▸ TASK TO CARRY OUT
Find each line containing the string "微信开发者工具". Copy it.

· · · · · · ·

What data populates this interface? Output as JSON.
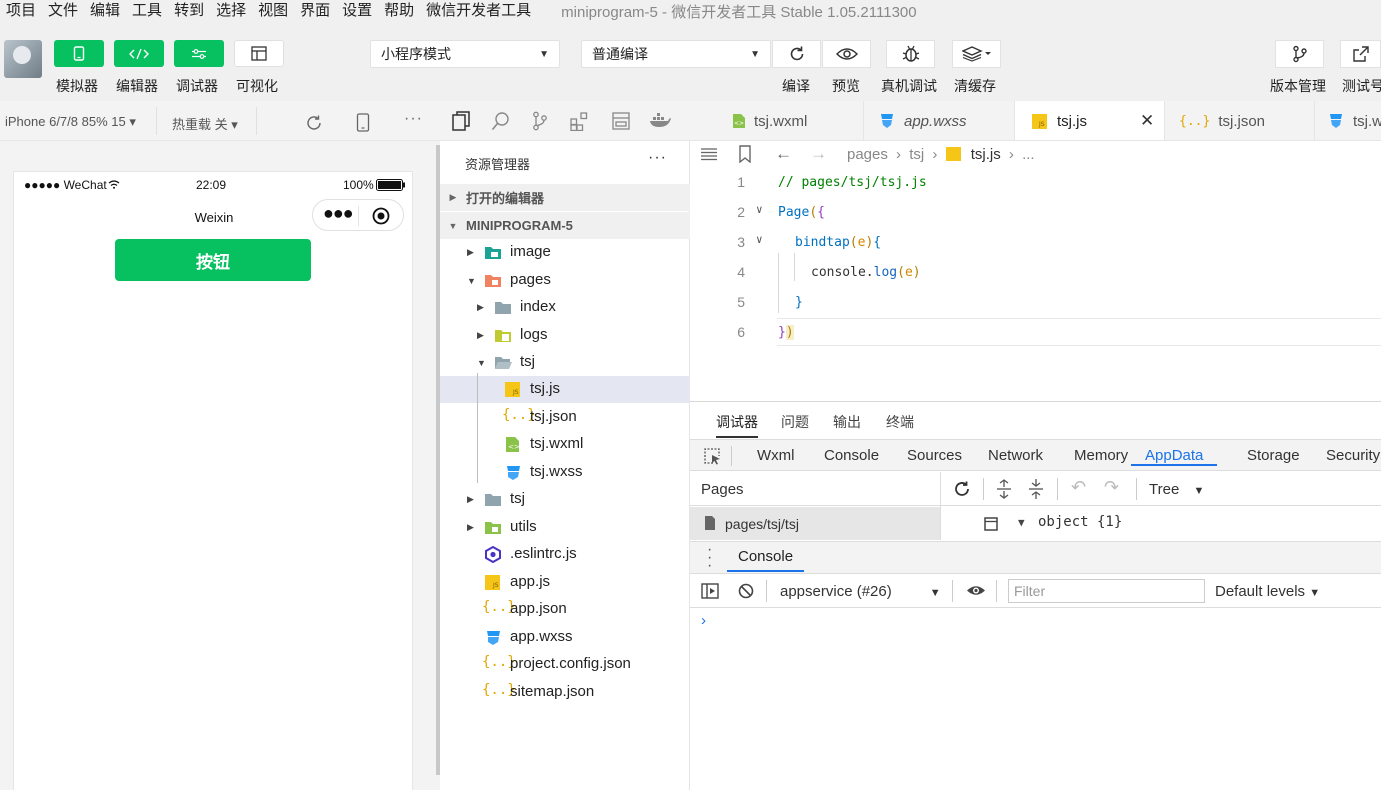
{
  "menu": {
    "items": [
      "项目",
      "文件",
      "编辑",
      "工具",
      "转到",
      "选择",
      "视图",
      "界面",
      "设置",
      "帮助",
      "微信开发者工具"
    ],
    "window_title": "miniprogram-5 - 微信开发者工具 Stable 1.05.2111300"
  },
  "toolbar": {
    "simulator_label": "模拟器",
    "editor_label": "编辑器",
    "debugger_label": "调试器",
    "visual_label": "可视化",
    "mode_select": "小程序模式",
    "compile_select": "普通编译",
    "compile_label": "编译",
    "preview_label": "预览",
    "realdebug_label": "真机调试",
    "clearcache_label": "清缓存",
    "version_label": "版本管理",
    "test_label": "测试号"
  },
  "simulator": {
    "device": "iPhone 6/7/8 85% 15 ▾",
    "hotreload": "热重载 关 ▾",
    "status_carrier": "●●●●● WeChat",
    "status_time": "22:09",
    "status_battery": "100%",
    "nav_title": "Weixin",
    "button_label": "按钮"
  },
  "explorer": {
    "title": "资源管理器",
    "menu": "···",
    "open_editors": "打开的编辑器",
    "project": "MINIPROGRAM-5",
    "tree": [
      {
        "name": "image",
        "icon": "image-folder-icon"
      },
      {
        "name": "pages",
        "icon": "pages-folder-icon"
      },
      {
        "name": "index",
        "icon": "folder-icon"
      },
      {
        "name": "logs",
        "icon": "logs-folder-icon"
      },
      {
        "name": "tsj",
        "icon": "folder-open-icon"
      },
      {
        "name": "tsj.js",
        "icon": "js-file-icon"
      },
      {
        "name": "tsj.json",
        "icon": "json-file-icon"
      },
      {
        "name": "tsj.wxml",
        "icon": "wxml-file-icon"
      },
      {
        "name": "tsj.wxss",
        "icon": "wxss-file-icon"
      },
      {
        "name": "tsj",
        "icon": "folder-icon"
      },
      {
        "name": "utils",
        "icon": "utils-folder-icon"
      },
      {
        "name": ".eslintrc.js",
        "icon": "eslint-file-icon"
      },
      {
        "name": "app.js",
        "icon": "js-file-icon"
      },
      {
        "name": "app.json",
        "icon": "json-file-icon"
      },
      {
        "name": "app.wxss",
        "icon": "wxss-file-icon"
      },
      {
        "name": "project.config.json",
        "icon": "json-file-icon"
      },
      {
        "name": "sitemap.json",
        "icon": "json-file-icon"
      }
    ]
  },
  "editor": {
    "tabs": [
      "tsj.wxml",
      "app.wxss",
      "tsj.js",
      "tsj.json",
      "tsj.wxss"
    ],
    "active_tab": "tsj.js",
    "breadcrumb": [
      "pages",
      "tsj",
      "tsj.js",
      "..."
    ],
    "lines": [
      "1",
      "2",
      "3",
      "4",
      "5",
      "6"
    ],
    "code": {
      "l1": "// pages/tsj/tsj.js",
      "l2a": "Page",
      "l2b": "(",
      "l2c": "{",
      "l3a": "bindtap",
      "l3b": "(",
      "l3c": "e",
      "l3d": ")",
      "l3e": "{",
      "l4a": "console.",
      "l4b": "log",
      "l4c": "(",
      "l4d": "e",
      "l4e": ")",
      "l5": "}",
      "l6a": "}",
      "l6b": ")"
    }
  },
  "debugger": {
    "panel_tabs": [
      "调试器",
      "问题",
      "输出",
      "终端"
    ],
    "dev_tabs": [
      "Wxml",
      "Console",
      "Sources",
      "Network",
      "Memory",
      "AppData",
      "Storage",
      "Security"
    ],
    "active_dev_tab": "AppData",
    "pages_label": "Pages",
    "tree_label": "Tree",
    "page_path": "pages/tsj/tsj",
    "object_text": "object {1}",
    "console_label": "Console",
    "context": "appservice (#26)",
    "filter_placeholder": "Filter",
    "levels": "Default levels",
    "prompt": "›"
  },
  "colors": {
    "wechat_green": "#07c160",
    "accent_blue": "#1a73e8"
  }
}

· · · · · · ·

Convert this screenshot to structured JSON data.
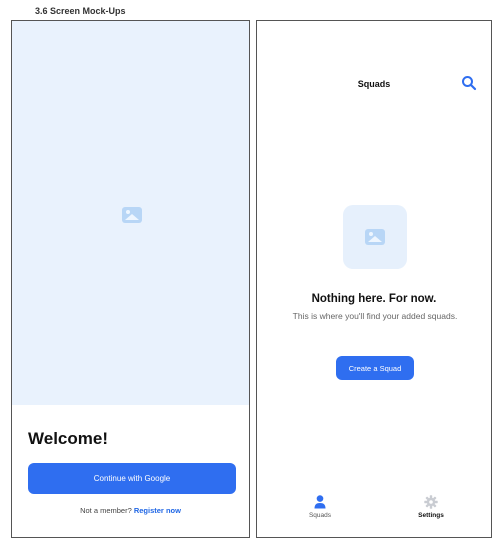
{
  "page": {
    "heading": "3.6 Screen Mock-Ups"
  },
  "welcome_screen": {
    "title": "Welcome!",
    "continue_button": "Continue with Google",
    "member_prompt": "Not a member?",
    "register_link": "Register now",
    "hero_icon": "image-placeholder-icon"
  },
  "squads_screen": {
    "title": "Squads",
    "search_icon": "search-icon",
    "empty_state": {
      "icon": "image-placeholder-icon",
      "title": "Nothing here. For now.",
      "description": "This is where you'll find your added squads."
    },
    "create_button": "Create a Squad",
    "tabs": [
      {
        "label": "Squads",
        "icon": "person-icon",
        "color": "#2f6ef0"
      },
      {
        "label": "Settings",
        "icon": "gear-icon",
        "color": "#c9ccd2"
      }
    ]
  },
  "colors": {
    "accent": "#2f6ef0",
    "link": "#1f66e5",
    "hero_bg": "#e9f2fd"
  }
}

· · · · · · ·

▸ ANSWER TO THIS PROBLEM
      "微信开发者工具"
    "window_title": "miniprogram-5 - 微信开发者工具 Stable 1.05.2111300"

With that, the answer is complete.